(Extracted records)
————

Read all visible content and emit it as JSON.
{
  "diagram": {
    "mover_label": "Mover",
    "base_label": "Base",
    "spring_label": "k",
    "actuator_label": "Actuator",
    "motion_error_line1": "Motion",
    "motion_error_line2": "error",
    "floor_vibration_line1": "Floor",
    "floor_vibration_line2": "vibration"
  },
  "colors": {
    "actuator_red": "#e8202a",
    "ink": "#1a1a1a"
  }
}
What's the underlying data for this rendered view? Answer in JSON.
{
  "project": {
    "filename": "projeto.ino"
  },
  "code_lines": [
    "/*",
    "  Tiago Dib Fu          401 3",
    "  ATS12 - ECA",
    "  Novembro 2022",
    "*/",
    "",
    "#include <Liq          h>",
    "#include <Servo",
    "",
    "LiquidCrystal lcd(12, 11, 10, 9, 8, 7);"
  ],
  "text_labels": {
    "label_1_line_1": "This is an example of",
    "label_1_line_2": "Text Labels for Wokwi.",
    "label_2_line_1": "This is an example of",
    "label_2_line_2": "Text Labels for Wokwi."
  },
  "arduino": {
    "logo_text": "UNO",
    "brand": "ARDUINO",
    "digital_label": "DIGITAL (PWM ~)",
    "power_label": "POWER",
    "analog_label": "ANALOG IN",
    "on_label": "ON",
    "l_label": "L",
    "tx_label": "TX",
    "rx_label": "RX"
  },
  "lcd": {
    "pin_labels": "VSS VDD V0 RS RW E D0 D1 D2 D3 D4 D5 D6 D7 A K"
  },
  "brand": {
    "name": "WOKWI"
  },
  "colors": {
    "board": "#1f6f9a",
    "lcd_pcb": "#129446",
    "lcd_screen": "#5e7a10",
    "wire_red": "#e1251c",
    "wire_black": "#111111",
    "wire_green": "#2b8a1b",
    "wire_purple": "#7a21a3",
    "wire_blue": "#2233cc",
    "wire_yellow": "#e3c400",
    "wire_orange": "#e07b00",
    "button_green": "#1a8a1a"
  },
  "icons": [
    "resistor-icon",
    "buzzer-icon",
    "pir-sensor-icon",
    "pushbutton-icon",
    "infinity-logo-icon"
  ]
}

————

Repeat every entry exactly as written above.

Read all visible content and emit it as JSON.
{
  "diagram": {
    "mover_label": "Mover",
    "base_label": "Base",
    "spring_label": "k",
    "actuator_label": "Actuator",
    "motion_error_line1": "Motion",
    "motion_error_line2": "error",
    "floor_vibration_line1": "Floor",
    "floor_vibration_line2": "vibration"
  },
  "colors": {
    "actuator_red": "#e8202a",
    "ink": "#1a1a1a"
  }
}
What's the underlying data for this rendered view? Answer in JSON.
{
  "project": {
    "filename": "projeto.ino"
  },
  "code_lines": [
    "/*",
    "  Tiago Dib Fu          401 3",
    "  ATS12 - ECA",
    "  Novembro 2022",
    "*/",
    "",
    "#include <Liq          h>",
    "#include <Servo",
    "",
    "LiquidCrystal lcd(12, 11, 10, 9, 8, 7);"
  ],
  "text_labels": {
    "label_1_line_1": "This is an example of",
    "label_1_line_2": "Text Labels for Wokwi.",
    "label_2_line_1": "This is an example of",
    "label_2_line_2": "Text Labels for Wokwi."
  },
  "arduino": {
    "logo_text": "UNO",
    "brand": "ARDUINO",
    "digital_label": "DIGITAL (PWM ~)",
    "power_label": "POWER",
    "analog_label": "ANALOG IN",
    "on_label": "ON",
    "l_label": "L",
    "tx_label": "TX",
    "rx_label": "RX"
  },
  "lcd": {
    "pin_labels": "VSS VDD V0 RS RW E D0 D1 D2 D3 D4 D5 D6 D7 A K"
  },
  "brand": {
    "name": "WOKWI"
  },
  "colors": {
    "board": "#1f6f9a",
    "lcd_pcb": "#129446",
    "lcd_screen": "#5e7a10",
    "wire_red": "#e1251c",
    "wire_black": "#111111",
    "wire_green": "#2b8a1b",
    "wire_purple": "#7a21a3",
    "wire_blue": "#2233cc",
    "wire_yellow": "#e3c400",
    "wire_orange": "#e07b00",
    "button_green": "#1a8a1a"
  },
  "icons": [
    "resistor-icon",
    "buzzer-icon",
    "pir-sensor-icon",
    "pushbutton-icon",
    "infinity-logo-icon"
  ]
}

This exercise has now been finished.